▶ _TO BE DONE_
Pictures aside, quote the whole listing exactly.
** START OF PROVIDED DATA **
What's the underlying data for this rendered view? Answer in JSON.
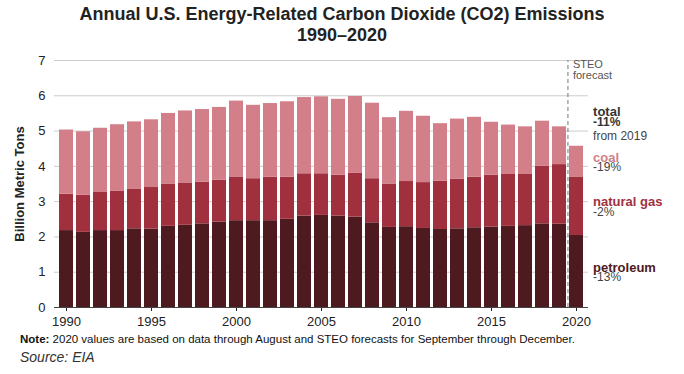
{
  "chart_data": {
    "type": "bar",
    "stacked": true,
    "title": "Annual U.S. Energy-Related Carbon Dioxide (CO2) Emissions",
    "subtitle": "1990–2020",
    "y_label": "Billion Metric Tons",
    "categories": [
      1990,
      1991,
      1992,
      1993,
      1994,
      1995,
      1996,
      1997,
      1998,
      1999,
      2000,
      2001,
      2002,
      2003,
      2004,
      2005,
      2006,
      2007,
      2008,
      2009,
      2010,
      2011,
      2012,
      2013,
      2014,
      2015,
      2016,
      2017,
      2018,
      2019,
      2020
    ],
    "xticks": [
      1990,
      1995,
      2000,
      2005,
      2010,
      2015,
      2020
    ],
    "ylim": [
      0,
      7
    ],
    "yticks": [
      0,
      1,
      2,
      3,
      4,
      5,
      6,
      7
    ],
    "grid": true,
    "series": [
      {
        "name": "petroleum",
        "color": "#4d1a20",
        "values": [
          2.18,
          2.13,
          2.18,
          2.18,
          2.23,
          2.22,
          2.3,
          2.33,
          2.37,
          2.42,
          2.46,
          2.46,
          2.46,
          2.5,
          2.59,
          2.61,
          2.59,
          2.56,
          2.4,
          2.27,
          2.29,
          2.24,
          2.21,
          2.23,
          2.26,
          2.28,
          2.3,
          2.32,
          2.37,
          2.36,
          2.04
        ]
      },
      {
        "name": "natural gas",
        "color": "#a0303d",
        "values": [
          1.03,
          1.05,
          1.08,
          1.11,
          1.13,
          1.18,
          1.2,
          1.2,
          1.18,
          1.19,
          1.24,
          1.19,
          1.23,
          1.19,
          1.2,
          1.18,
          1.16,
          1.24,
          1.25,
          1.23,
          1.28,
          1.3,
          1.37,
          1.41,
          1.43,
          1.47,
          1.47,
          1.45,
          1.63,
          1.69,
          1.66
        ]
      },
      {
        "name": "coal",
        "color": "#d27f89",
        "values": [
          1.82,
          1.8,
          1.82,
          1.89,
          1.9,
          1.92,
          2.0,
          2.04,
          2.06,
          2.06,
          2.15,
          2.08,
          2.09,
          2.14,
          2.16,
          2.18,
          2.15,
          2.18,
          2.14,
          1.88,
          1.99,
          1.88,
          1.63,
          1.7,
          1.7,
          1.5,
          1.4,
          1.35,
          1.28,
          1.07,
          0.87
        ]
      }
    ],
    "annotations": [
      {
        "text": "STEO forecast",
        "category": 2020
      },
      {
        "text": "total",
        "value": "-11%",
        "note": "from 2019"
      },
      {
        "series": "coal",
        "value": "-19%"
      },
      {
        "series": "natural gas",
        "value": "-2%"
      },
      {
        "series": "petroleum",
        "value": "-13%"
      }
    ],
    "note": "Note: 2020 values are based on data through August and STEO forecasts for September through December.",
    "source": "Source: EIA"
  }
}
** END OF PROVIDED DATA **
▶ _CORRECT OUTPUT_
What's the underlying data for this rendered view? Answer in JSON.
{
  "chart_data": {
    "type": "bar",
    "stacked": true,
    "title": "Annual U.S. Energy-Related Carbon Dioxide (CO2) Emissions",
    "subtitle": "1990–2020",
    "y_label": "Billion Metric Tons",
    "categories": [
      1990,
      1991,
      1992,
      1993,
      1994,
      1995,
      1996,
      1997,
      1998,
      1999,
      2000,
      2001,
      2002,
      2003,
      2004,
      2005,
      2006,
      2007,
      2008,
      2009,
      2010,
      2011,
      2012,
      2013,
      2014,
      2015,
      2016,
      2017,
      2018,
      2019,
      2020
    ],
    "xticks": [
      1990,
      1995,
      2000,
      2005,
      2010,
      2015,
      2020
    ],
    "ylim": [
      0,
      7
    ],
    "yticks": [
      0,
      1,
      2,
      3,
      4,
      5,
      6,
      7
    ],
    "grid": true,
    "series": [
      {
        "name": "petroleum",
        "color": "#4d1a20",
        "values": [
          2.18,
          2.13,
          2.18,
          2.18,
          2.23,
          2.22,
          2.3,
          2.33,
          2.37,
          2.42,
          2.46,
          2.46,
          2.46,
          2.5,
          2.59,
          2.61,
          2.59,
          2.56,
          2.4,
          2.27,
          2.29,
          2.24,
          2.21,
          2.23,
          2.26,
          2.28,
          2.3,
          2.32,
          2.37,
          2.36,
          2.04
        ]
      },
      {
        "name": "natural gas",
        "color": "#a0303d",
        "values": [
          1.03,
          1.05,
          1.08,
          1.11,
          1.13,
          1.18,
          1.2,
          1.2,
          1.18,
          1.19,
          1.24,
          1.19,
          1.23,
          1.19,
          1.2,
          1.18,
          1.16,
          1.24,
          1.25,
          1.23,
          1.28,
          1.3,
          1.37,
          1.41,
          1.43,
          1.47,
          1.47,
          1.45,
          1.63,
          1.69,
          1.66
        ]
      },
      {
        "name": "coal",
        "color": "#d27f89",
        "values": [
          1.82,
          1.8,
          1.82,
          1.89,
          1.9,
          1.92,
          2.0,
          2.04,
          2.06,
          2.06,
          2.15,
          2.08,
          2.09,
          2.14,
          2.16,
          2.18,
          2.15,
          2.18,
          2.14,
          1.88,
          1.99,
          1.88,
          1.63,
          1.7,
          1.7,
          1.5,
          1.4,
          1.35,
          1.28,
          1.07,
          0.87
        ]
      }
    ],
    "annotations": [
      {
        "text": "STEO forecast",
        "category": 2020
      },
      {
        "text": "total",
        "value": "-11%",
        "note": "from 2019"
      },
      {
        "series": "coal",
        "value": "-19%"
      },
      {
        "series": "natural gas",
        "value": "-2%"
      },
      {
        "series": "petroleum",
        "value": "-13%"
      }
    ],
    "note": "Note: 2020 values are based on data through August and STEO forecasts for September through December.",
    "source": "Source: EIA"
  }
}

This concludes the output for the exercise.